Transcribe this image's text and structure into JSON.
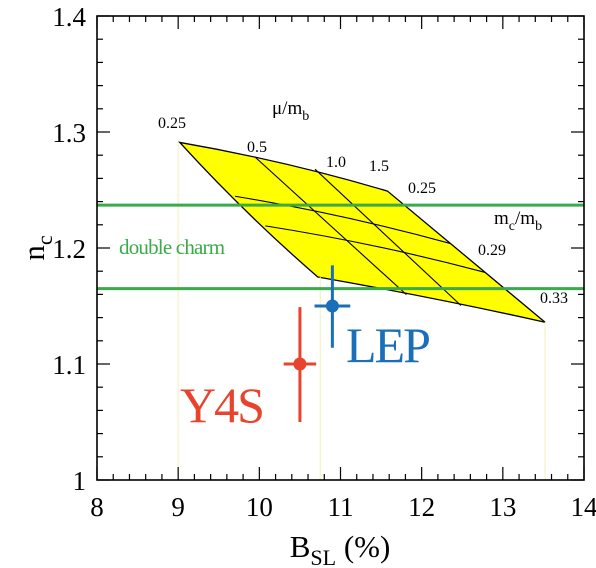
{
  "chart_data": {
    "type": "scatter",
    "title": "",
    "xlabel_main": "B",
    "xlabel_sub": "SL",
    "xlabel_tail": " (%)",
    "ylabel_main": "n",
    "ylabel_sub": "c",
    "xlim": [
      8,
      14
    ],
    "ylim": [
      1.0,
      1.4
    ],
    "x_ticks": [
      8,
      9,
      10,
      11,
      12,
      13,
      14
    ],
    "x_tick_labels": [
      "8",
      "9",
      "10",
      "11",
      "12",
      "13",
      "14"
    ],
    "y_ticks": [
      1.0,
      1.1,
      1.2,
      1.3,
      1.4
    ],
    "y_tick_labels": [
      "1",
      "1.1",
      "1.2",
      "1.3",
      "1.4"
    ],
    "x_minor_step": 0.2,
    "y_minor_step": 0.02,
    "grid": false,
    "band": {
      "label": "double charm",
      "y_low": 1.165,
      "y_high": 1.237,
      "color": "#3aaa4a"
    },
    "prediction_region": {
      "fill": "#ffff00",
      "mu_label_main": "μ/m",
      "mu_label_sub": "b",
      "mc_label_main": "m",
      "mc_label_sub": "c",
      "mc_label_mid": "/m",
      "mc_label_sub2": "b",
      "mu_values": [
        "0.25",
        "0.5",
        "1.0",
        "1.5"
      ],
      "mc_values": [
        "0.25",
        "0.29",
        "0.33"
      ],
      "corners": {
        "top_left": [
          9.02,
          1.291
        ],
        "top_right": [
          11.58,
          1.249
        ],
        "bottom_left": [
          10.72,
          1.175
        ],
        "bottom_right": [
          13.52,
          1.136
        ]
      }
    },
    "series": [
      {
        "name": "LEP",
        "color": "#1a6fb8",
        "x": 10.9,
        "y": 1.15,
        "x_err": [
          0.22,
          0.22
        ],
        "y_err": [
          0.036,
          0.035
        ]
      },
      {
        "name": "Y4S",
        "color": "#e8432d",
        "x": 10.5,
        "y": 1.1,
        "x_err": [
          0.2,
          0.2
        ],
        "y_err": [
          0.05,
          0.049
        ]
      }
    ],
    "reference_lines_x": [
      9.0,
      10.75,
      13.52
    ]
  }
}
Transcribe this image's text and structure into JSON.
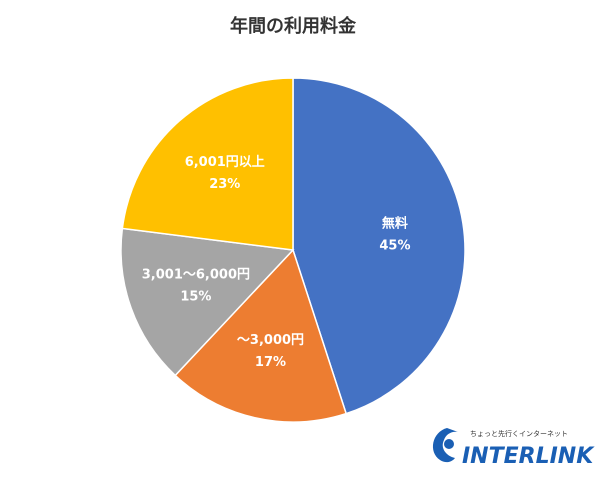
{
  "chart_data": {
    "type": "pie",
    "title": "年間の利用料金",
    "categories": [
      "無料",
      "～3,000円",
      "3,001～6,000円",
      "6,001円以上"
    ],
    "values": [
      45,
      17,
      15,
      23
    ],
    "value_labels": [
      "45%",
      "17%",
      "15%",
      "23%"
    ],
    "colors": [
      "#4472c4",
      "#ed7d31",
      "#a5a5a5",
      "#ffc000"
    ]
  },
  "logo": {
    "tagline": "ちょっと先行くインターネット",
    "name": "INTERLINK"
  }
}
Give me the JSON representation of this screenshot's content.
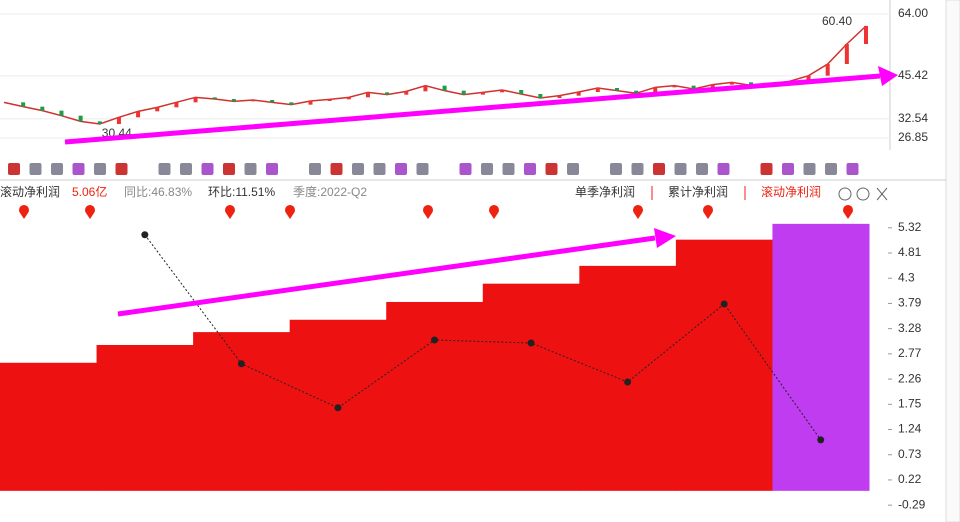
{
  "chart_data": [
    {
      "type": "line",
      "color": "#d0312d",
      "values": [
        37.5,
        36.2,
        35.0,
        33.5,
        31.8,
        31.0,
        33.0,
        34.8,
        36.0,
        37.5,
        39.0,
        38.5,
        37.8,
        38.2,
        37.5,
        36.8,
        37.9,
        38.4,
        39.0,
        40.5,
        39.8,
        40.8,
        42.5,
        41.0,
        39.8,
        40.5,
        41.2,
        40.0,
        38.8,
        39.5,
        40.6,
        41.8,
        41.0,
        40.2,
        42.0,
        42.5,
        41.5,
        42.8,
        43.5,
        42.6,
        43.0,
        43.8,
        45.5,
        49.0,
        55.0,
        60.4
      ],
      "ylim": [
        23.2,
        68.2
      ],
      "yticks": [
        {
          "value": 64,
          "label": "64.00"
        },
        45.42,
        32.54,
        26.85
      ],
      "annotations": [
        "60.40",
        "30.44"
      ]
    },
    {
      "type": "step",
      "title": "滚动净利润",
      "headline": "5.06亿",
      "yoy": "同比:46.83%",
      "qoq": "环比:11.51%",
      "period": "季度:2022-Q2",
      "tabs": [
        "单季净利润",
        "累计净利润",
        "滚动净利润"
      ],
      "values": [
        2.59,
        2.95,
        3.21,
        3.46,
        3.82,
        4.19,
        4.55,
        5.08,
        5.4
      ],
      "colors": [
        "#ee1111",
        "#ee1111",
        "#ee1111",
        "#ee1111",
        "#ee1111",
        "#ee1111",
        "#ee1111",
        "#ee1111",
        "#c03cf0"
      ],
      "line": {
        "color": "#222222",
        "values": [
          null,
          5.18,
          2.57,
          1.68,
          3.05,
          2.99,
          2.2,
          3.78,
          1.03
        ]
      },
      "ylim": [
        -0.59,
        5.68
      ],
      "yticks": [
        5.32,
        4.81,
        4.3,
        3.79,
        3.28,
        2.77,
        2.26,
        1.75,
        1.24,
        0.73,
        0.22,
        -0.29
      ]
    }
  ]
}
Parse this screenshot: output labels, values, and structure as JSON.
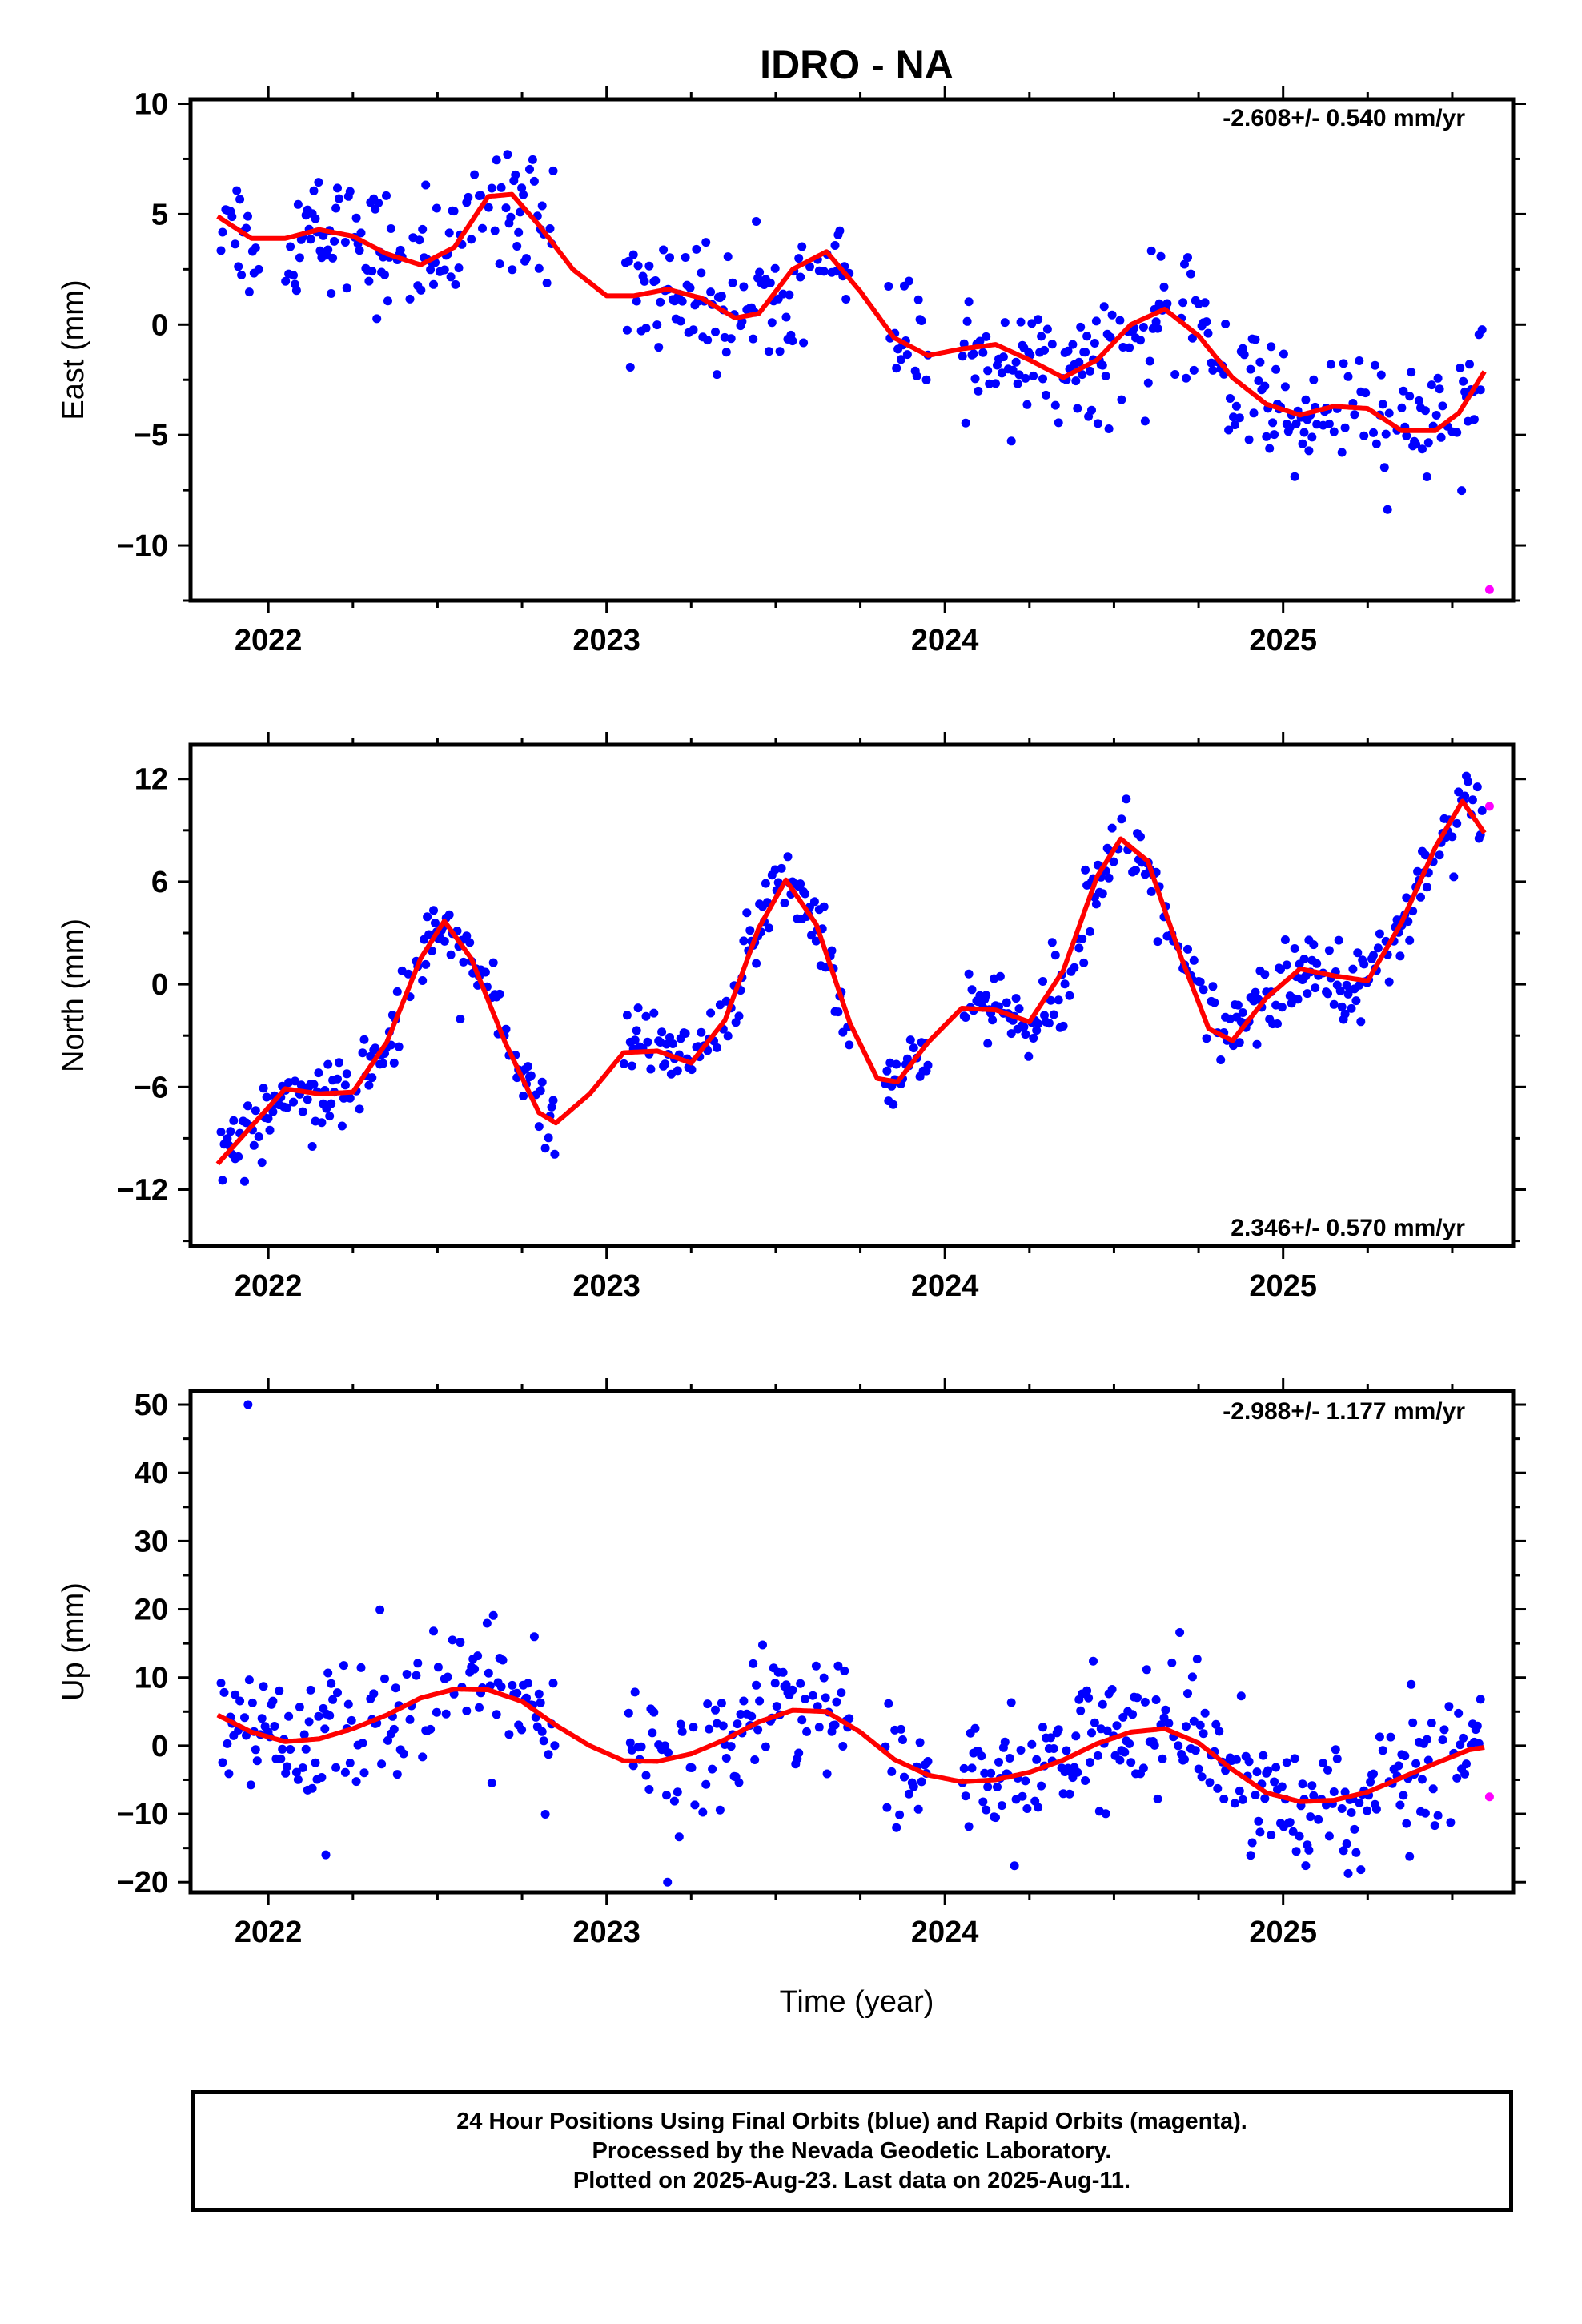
{
  "title": "IDRO - NA",
  "xlabel": "Time (year)",
  "colors": {
    "final": "#0000ff",
    "rapid": "#ff00ff",
    "model": "#ff0000",
    "frame": "#000000"
  },
  "caption": {
    "line1": "24 Hour Positions Using Final Orbits (blue) and Rapid Orbits (magenta).",
    "line2": "Processed by the Nevada Geodetic Laboratory.",
    "line3": "Plotted on 2025-Aug-23. Last data on 2025-Aug-11."
  },
  "chart_data": [
    {
      "type": "scatter",
      "name": "east",
      "ylabel": "East (mm)",
      "rate_text": "-2.608+/- 0.540 mm/yr",
      "xlim": [
        2021.77,
        2025.68
      ],
      "ylim": [
        -12.5,
        10.2
      ],
      "xticks": [
        2022,
        2023,
        2024,
        2025
      ],
      "xtick_labels": [
        "2022",
        "2023",
        "2024",
        "2025"
      ],
      "yticks": [
        10,
        5,
        0,
        -5,
        -10
      ],
      "ytick_labels": [
        "10",
        "5",
        "0",
        "−5",
        "−10"
      ],
      "model_curve": [
        [
          2021.85,
          4.9
        ],
        [
          2021.95,
          3.9
        ],
        [
          2022.05,
          3.9
        ],
        [
          2022.15,
          4.3
        ],
        [
          2022.25,
          4.0
        ],
        [
          2022.35,
          3.2
        ],
        [
          2022.45,
          2.7
        ],
        [
          2022.55,
          3.5
        ],
        [
          2022.65,
          5.8
        ],
        [
          2022.72,
          5.9
        ],
        [
          2022.8,
          4.5
        ],
        [
          2022.9,
          2.5
        ],
        [
          2023.0,
          1.3
        ],
        [
          2023.08,
          1.3
        ],
        [
          2023.18,
          1.6
        ],
        [
          2023.28,
          1.2
        ],
        [
          2023.38,
          0.3
        ],
        [
          2023.45,
          0.5
        ],
        [
          2023.55,
          2.5
        ],
        [
          2023.65,
          3.3
        ],
        [
          2023.75,
          1.5
        ],
        [
          2023.85,
          -0.6
        ],
        [
          2023.95,
          -1.4
        ],
        [
          2024.05,
          -1.1
        ],
        [
          2024.15,
          -0.9
        ],
        [
          2024.25,
          -1.6
        ],
        [
          2024.35,
          -2.4
        ],
        [
          2024.45,
          -1.6
        ],
        [
          2024.55,
          0.0
        ],
        [
          2024.65,
          0.7
        ],
        [
          2024.75,
          -0.5
        ],
        [
          2024.85,
          -2.4
        ],
        [
          2024.95,
          -3.6
        ],
        [
          2025.05,
          -4.1
        ],
        [
          2025.15,
          -3.7
        ],
        [
          2025.25,
          -3.8
        ],
        [
          2025.35,
          -4.8
        ],
        [
          2025.45,
          -4.8
        ],
        [
          2025.52,
          -4.0
        ],
        [
          2025.6,
          -2.0
        ]
      ],
      "series": [
        {
          "name": "final",
          "trend": [
            2021.85,
            3.4,
            2022.9,
            1.0,
            2023.0,
            0.7,
            2024.0,
            -1.6,
            2025.0,
            -4.1,
            2025.6,
            -5.2
          ],
          "scatter": 1.4,
          "gaps": [
            [
              2021.98,
              2022.05
            ],
            [
              2022.85,
              2023.05
            ],
            [
              2023.72,
              2023.82
            ],
            [
              2023.95,
              2024.05
            ]
          ]
        },
        {
          "name": "rapid",
          "x": [
            2025.61
          ],
          "y": [
            -12.0
          ]
        }
      ]
    },
    {
      "type": "scatter",
      "name": "north",
      "ylabel": "North (mm)",
      "rate_text": "2.346+/- 0.570 mm/yr",
      "xlim": [
        2021.77,
        2025.68
      ],
      "ylim": [
        -15.3,
        14.0
      ],
      "xticks": [
        2022,
        2023,
        2024,
        2025
      ],
      "xtick_labels": [
        "2022",
        "2023",
        "2024",
        "2025"
      ],
      "yticks": [
        12,
        6,
        0,
        -6,
        -12
      ],
      "ytick_labels": [
        "12",
        "6",
        "0",
        "−6",
        "−12"
      ],
      "model_curve": [
        [
          2021.85,
          -10.5
        ],
        [
          2021.95,
          -8.3
        ],
        [
          2022.05,
          -6.1
        ],
        [
          2022.15,
          -6.4
        ],
        [
          2022.25,
          -6.3
        ],
        [
          2022.35,
          -3.4
        ],
        [
          2022.45,
          1.5
        ],
        [
          2022.52,
          3.7
        ],
        [
          2022.6,
          1.5
        ],
        [
          2022.7,
          -3.4
        ],
        [
          2022.8,
          -7.5
        ],
        [
          2022.85,
          -8.1
        ],
        [
          2022.95,
          -6.4
        ],
        [
          2023.05,
          -4.0
        ],
        [
          2023.15,
          -3.9
        ],
        [
          2023.25,
          -4.6
        ],
        [
          2023.35,
          -2.1
        ],
        [
          2023.45,
          3.3
        ],
        [
          2023.53,
          6.1
        ],
        [
          2023.62,
          3.5
        ],
        [
          2023.72,
          -2.3
        ],
        [
          2023.8,
          -5.5
        ],
        [
          2023.86,
          -5.7
        ],
        [
          2023.95,
          -3.4
        ],
        [
          2024.05,
          -1.4
        ],
        [
          2024.15,
          -1.5
        ],
        [
          2024.25,
          -2.2
        ],
        [
          2024.35,
          0.8
        ],
        [
          2024.45,
          6.3
        ],
        [
          2024.52,
          8.5
        ],
        [
          2024.6,
          7.2
        ],
        [
          2024.7,
          1.5
        ],
        [
          2024.78,
          -2.6
        ],
        [
          2024.85,
          -3.3
        ],
        [
          2024.95,
          -0.8
        ],
        [
          2025.05,
          0.9
        ],
        [
          2025.15,
          0.5
        ],
        [
          2025.25,
          0.2
        ],
        [
          2025.35,
          3.6
        ],
        [
          2025.45,
          8.0
        ],
        [
          2025.53,
          10.7
        ],
        [
          2025.6,
          8.7
        ]
      ],
      "series": [
        {
          "name": "final",
          "trend": [
            2021.85,
            -10.3,
            2025.6,
            9.6
          ],
          "scatter": 1.1,
          "gaps": [
            [
              2022.85,
              2023.05
            ],
            [
              2023.72,
              2023.82
            ],
            [
              2023.95,
              2024.05
            ]
          ]
        },
        {
          "name": "rapid",
          "x": [
            2025.61
          ],
          "y": [
            10.4
          ]
        }
      ]
    },
    {
      "type": "scatter",
      "name": "up",
      "ylabel": "Up (mm)",
      "rate_text": "-2.988+/- 1.177 mm/yr",
      "xlim": [
        2021.77,
        2025.68
      ],
      "ylim": [
        -21.5,
        52
      ],
      "xticks": [
        2022,
        2023,
        2024,
        2025
      ],
      "xtick_labels": [
        "2022",
        "2023",
        "2024",
        "2025"
      ],
      "yticks": [
        50,
        40,
        30,
        20,
        10,
        0,
        -10,
        -20
      ],
      "ytick_labels": [
        "50",
        "40",
        "30",
        "20",
        "10",
        "0",
        "−10",
        "−20"
      ],
      "model_curve": [
        [
          2021.85,
          4.5
        ],
        [
          2021.95,
          2.0
        ],
        [
          2022.05,
          0.6
        ],
        [
          2022.15,
          1.0
        ],
        [
          2022.25,
          2.5
        ],
        [
          2022.35,
          4.5
        ],
        [
          2022.45,
          7.0
        ],
        [
          2022.55,
          8.3
        ],
        [
          2022.65,
          8.2
        ],
        [
          2022.75,
          6.5
        ],
        [
          2022.85,
          3.0
        ],
        [
          2022.95,
          0.0
        ],
        [
          2023.05,
          -2.2
        ],
        [
          2023.15,
          -2.3
        ],
        [
          2023.25,
          -1.2
        ],
        [
          2023.35,
          0.9
        ],
        [
          2023.45,
          3.5
        ],
        [
          2023.55,
          5.2
        ],
        [
          2023.65,
          5.0
        ],
        [
          2023.75,
          2.0
        ],
        [
          2023.85,
          -2.0
        ],
        [
          2023.95,
          -4.3
        ],
        [
          2024.05,
          -5.3
        ],
        [
          2024.15,
          -5.0
        ],
        [
          2024.25,
          -3.9
        ],
        [
          2024.35,
          -2.1
        ],
        [
          2024.45,
          0.3
        ],
        [
          2024.55,
          2.0
        ],
        [
          2024.65,
          2.5
        ],
        [
          2024.75,
          0.4
        ],
        [
          2024.85,
          -3.5
        ],
        [
          2024.95,
          -6.9
        ],
        [
          2025.05,
          -8.2
        ],
        [
          2025.15,
          -8.0
        ],
        [
          2025.25,
          -6.8
        ],
        [
          2025.35,
          -4.7
        ],
        [
          2025.45,
          -2.6
        ],
        [
          2025.55,
          -0.6
        ],
        [
          2025.6,
          -0.2
        ]
      ],
      "series": [
        {
          "name": "final",
          "trend": [
            2021.85,
            0.5,
            2025.6,
            -2.0
          ],
          "scatter": 4.5,
          "gaps": [
            [
              2022.85,
              2023.05
            ],
            [
              2023.72,
              2023.82
            ],
            [
              2023.95,
              2024.05
            ]
          ]
        },
        {
          "name": "rapid",
          "x": [
            2025.61
          ],
          "y": [
            -7.5
          ]
        },
        {
          "name": "final-outliers",
          "x": [
            2021.94,
            2022.17,
            2023.18
          ],
          "y": [
            50,
            -16,
            -20
          ]
        }
      ]
    }
  ]
}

---*---

**PROBLEM**
Gather up the lines containing the word "this" from these records and copy them.

**EXERCISE ANSWER**
Transcribe this image's text and structure into JSON.
Transcribe this image's text and structure into JSON.
Give me the JSON representation of this screenshot's content.
Parse this screenshot: output labels, values, and structure as JSON.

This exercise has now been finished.